> **Do this**: In the material below, copy each line word for word, starting with the line that contains "list UI elements" and going on through the line that contains "divider: [422, 306, 732, 307]". Leave any pictures out of your copy.

> **Records for this exercise**:
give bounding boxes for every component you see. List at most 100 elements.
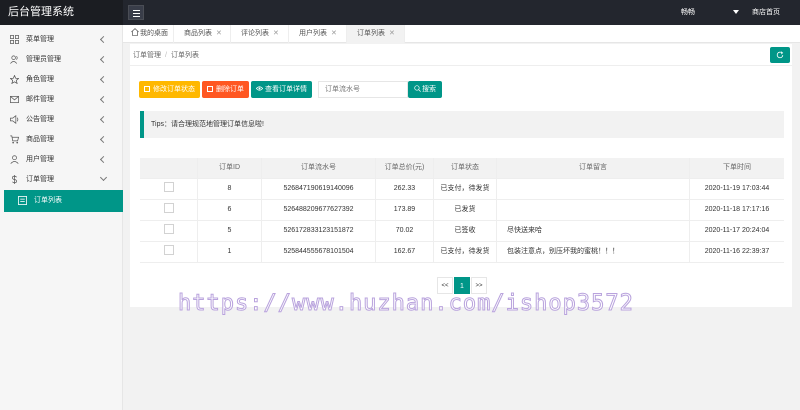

---

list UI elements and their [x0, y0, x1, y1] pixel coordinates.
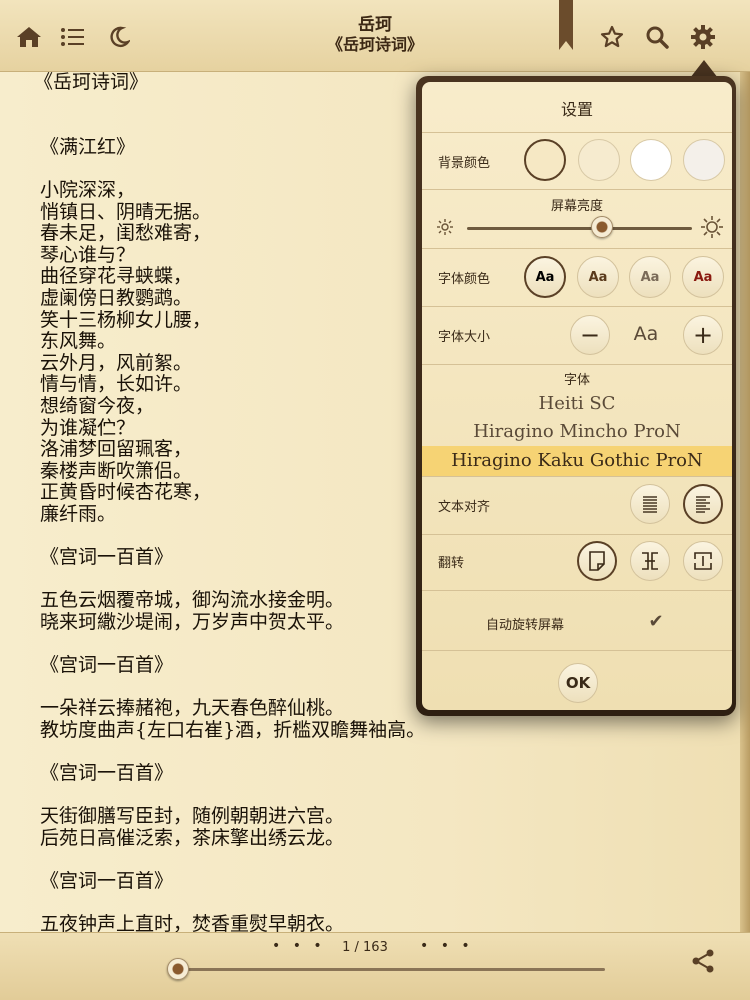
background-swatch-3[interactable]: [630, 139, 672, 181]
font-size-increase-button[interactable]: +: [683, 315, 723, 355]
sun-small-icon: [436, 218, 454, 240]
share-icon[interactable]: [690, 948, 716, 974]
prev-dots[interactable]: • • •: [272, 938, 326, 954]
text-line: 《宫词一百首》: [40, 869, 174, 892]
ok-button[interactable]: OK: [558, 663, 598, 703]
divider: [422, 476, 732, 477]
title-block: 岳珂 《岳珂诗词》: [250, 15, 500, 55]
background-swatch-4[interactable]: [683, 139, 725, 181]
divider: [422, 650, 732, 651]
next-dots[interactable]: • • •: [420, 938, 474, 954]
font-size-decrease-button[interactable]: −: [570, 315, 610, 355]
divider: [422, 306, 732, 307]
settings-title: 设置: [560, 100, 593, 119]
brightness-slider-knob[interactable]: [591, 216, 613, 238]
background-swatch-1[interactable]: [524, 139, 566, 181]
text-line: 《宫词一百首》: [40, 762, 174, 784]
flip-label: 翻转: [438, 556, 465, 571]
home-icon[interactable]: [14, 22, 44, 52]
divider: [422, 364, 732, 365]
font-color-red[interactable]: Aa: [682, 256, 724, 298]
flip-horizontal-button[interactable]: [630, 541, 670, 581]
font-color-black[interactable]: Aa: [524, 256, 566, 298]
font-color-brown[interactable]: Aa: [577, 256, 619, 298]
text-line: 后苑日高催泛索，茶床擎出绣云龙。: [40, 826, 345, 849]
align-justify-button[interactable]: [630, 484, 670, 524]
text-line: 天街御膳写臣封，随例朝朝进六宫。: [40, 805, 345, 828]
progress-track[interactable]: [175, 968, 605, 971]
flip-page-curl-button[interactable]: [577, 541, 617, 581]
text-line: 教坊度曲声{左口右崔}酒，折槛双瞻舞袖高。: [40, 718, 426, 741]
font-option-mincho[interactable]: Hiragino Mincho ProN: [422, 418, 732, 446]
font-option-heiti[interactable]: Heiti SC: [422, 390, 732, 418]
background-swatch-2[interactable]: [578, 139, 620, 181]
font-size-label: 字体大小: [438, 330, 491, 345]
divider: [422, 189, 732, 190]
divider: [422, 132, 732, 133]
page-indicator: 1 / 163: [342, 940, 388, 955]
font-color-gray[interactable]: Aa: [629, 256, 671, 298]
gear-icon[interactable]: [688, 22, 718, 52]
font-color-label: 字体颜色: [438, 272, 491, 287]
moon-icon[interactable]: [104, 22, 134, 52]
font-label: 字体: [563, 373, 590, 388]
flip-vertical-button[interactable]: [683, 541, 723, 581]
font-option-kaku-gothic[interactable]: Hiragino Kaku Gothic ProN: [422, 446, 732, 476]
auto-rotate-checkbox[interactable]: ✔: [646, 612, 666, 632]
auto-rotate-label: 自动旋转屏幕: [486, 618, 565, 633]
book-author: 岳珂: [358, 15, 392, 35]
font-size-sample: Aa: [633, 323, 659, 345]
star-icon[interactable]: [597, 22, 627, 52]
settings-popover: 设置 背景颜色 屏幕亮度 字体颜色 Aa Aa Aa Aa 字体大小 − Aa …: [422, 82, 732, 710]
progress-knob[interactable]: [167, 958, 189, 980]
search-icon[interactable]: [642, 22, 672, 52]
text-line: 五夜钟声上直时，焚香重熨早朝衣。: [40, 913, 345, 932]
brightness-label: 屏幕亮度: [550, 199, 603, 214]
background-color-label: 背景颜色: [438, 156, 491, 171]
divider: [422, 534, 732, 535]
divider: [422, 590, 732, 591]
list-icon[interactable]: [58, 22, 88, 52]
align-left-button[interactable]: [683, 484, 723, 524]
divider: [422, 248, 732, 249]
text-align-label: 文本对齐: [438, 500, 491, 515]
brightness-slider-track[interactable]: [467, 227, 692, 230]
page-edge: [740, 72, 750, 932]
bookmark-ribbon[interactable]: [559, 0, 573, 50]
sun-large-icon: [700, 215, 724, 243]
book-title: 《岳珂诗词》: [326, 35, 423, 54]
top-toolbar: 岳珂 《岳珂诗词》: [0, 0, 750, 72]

> **Response to the task**:
list UI elements and their [x0, y0, x1, y1] pixel coordinates.
background-swatch-3[interactable]: [630, 139, 672, 181]
font-size-increase-button[interactable]: +: [683, 315, 723, 355]
sun-small-icon: [436, 218, 454, 240]
share-icon[interactable]: [690, 948, 716, 974]
prev-dots[interactable]: • • •: [272, 938, 326, 954]
text-line: 《宫词一百首》: [40, 869, 174, 892]
ok-button[interactable]: OK: [558, 663, 598, 703]
divider: [422, 476, 732, 477]
title-block: 岳珂 《岳珂诗词》: [250, 15, 500, 55]
background-swatch-4[interactable]: [683, 139, 725, 181]
divider: [422, 650, 732, 651]
next-dots[interactable]: • • •: [420, 938, 474, 954]
font-size-decrease-button[interactable]: −: [570, 315, 610, 355]
divider: [422, 306, 732, 307]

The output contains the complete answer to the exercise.